::: Excerpt provided
A common drive wheel 23 is provided for imparting the equal-angle rotary motion to the cranks, and for ensuring that the cranks are rotated in the correct rotary direction. Drive wheel 23 is located between the two cranks 19, 20, or the cranks 21, 22. In the exemplary embodiment shown in FIGS. 1 and 2, this drive wheel 23 is located between the cranks 19, 20.

As additionally illustrated in FIG. 3, the crank drives 17, 18 for the cutting devices 4, 4' (for the respective top and bottom trimming) further include gear wheels 28-31. The gear wheels are each provided with the same pitch diameter and number of teeth, and are secured to respective crankshafts 24-27.

FIG. 2 illustrates that the cranks 19, 20 of one knife 14 have different rotary positions on their crankshafts 24, 25, compared with the rotary positions of cranks 21, 22 on their crankshafts 26, 27. As a result, the lower knife 15 reaches its highest, i.e., culmination, position before the upper knife 14 reaches its lowest position, i.e., the position for maximum cutting engagement. Thus, the cranks 19, 20 associated with the knife 14 are driven in a controlled manner to trail the cranks 21, 22 associated with the knife 15, thus ensuring the optimum cutting engagement motion of the cutting devices 4, 4'.

The aforementioned trailing is possible due to the mutual rotatability of the respective cranks 20, 22 and 19, 21 using the respective gear wheels 29, 31 and 28, 30, and can be adapted, i.e. adjusted to the properties of the printed product 2 and to the required cutting operation.

Because the cranks 19, 21 and 20, 22, and thus the knives 14, 15, have approximately the same speed in their approach region towards the printed product 2 (such speed being approximately equal to the speed of conveyor 3) there is a resultant cutting path along which the cutting engagement takes place.
::::::
▸ **Problems to work on**:
A. According to the crank drive excerpt, what do gear wheels 28-31 have in common?
B. Copy the crank drive excerpt word for word, between "The aforementioned trailing" and "engagement takes place.", inclusive.
::: Supplied information
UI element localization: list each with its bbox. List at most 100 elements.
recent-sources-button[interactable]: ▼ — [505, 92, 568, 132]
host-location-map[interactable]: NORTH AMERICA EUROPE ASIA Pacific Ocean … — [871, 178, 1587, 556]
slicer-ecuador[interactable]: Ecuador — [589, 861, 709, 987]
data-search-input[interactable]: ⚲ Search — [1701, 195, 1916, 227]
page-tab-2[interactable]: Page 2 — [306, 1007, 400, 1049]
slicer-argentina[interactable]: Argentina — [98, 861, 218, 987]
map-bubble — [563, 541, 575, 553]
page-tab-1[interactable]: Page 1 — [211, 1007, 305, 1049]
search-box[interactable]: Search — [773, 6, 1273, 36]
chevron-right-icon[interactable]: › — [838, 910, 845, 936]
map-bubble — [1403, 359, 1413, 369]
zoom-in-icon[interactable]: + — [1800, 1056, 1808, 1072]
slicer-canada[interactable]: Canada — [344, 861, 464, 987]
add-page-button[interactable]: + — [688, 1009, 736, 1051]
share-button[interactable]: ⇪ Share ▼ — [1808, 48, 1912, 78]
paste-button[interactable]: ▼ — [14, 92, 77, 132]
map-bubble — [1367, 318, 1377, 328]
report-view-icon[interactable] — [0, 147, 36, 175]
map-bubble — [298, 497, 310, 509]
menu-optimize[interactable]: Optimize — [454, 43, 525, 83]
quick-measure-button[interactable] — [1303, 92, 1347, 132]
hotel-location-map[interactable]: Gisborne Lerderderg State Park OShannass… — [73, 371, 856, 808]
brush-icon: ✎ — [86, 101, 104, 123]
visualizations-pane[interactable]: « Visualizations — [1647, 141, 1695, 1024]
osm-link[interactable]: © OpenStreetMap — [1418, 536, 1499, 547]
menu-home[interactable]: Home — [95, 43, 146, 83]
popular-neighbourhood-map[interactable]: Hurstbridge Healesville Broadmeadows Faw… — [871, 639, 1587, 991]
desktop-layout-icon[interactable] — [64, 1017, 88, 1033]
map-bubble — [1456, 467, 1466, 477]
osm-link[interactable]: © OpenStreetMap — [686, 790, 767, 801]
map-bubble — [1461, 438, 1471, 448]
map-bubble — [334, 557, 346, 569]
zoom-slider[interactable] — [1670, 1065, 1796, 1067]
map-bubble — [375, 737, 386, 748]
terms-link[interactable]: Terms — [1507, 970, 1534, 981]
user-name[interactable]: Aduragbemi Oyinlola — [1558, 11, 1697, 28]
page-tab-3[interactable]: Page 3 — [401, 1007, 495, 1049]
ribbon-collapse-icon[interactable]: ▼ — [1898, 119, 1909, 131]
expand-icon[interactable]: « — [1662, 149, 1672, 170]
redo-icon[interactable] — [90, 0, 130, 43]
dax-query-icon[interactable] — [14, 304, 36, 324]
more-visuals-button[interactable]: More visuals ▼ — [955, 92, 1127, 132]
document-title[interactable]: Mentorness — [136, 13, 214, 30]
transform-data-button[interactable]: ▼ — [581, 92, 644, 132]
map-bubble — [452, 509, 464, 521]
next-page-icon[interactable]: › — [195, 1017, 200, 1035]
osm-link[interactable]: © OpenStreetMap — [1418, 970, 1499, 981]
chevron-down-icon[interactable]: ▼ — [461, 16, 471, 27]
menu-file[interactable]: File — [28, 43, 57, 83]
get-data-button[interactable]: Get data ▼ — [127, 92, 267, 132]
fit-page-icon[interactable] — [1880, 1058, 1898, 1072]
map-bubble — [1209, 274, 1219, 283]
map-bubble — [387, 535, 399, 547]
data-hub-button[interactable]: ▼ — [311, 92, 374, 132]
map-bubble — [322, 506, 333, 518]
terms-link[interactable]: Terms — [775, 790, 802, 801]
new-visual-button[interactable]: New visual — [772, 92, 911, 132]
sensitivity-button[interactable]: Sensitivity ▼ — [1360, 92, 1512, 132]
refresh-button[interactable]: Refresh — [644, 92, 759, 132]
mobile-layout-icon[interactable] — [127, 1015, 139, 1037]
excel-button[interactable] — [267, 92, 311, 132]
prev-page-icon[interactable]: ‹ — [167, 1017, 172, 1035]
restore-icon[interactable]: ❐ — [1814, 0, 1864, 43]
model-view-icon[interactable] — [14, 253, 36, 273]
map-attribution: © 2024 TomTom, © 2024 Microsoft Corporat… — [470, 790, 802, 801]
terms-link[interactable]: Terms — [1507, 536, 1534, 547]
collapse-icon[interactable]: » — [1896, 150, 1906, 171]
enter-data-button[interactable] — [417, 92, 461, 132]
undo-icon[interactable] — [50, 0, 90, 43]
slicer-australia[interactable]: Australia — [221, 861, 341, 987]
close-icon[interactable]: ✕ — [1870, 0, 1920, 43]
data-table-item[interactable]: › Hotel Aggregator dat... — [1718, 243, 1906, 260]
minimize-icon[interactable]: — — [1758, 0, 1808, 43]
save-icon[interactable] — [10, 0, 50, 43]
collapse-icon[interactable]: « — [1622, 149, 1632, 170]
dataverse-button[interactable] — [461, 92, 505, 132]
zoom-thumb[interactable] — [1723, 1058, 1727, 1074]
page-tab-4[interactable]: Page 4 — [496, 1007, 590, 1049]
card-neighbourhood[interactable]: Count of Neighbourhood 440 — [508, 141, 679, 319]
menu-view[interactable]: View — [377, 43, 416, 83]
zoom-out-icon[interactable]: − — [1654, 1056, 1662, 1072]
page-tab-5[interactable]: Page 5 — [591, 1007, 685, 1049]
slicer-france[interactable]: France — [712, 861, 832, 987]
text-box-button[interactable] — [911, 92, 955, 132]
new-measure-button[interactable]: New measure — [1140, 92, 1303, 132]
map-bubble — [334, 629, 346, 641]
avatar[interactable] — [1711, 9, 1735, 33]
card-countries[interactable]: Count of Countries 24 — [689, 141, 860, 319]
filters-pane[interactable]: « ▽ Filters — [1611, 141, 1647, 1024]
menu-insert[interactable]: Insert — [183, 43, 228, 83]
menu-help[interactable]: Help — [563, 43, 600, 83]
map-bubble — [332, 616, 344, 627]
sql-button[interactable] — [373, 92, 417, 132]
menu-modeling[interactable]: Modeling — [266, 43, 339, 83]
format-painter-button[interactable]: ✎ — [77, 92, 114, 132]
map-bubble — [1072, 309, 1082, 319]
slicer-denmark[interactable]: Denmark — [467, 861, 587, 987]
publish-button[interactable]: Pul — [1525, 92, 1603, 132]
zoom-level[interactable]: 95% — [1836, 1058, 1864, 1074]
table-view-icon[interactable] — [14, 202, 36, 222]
::::::
▸ **Answers to the problems**:
A. They each have the same pitch diameter and number of teeth.

B.
The aforementioned trailing is possible due to the mutual rotatability of the respective cranks 20, 22 and 19, 21 using the respective gear wheels 29, 31 and 28, 30, and can be adapted, i.e. adjusted to the properties of the printed product 2 and to the required cutting operation.

Because the cranks 19, 21 and 20, 22, and thus the knives 14, 15, have approximately the same speed in their approach region towards the printed product 2 (such speed being approximately equal to the speed of conveyor 3) there is a resultant cutting path along which the cutting engagement takes place.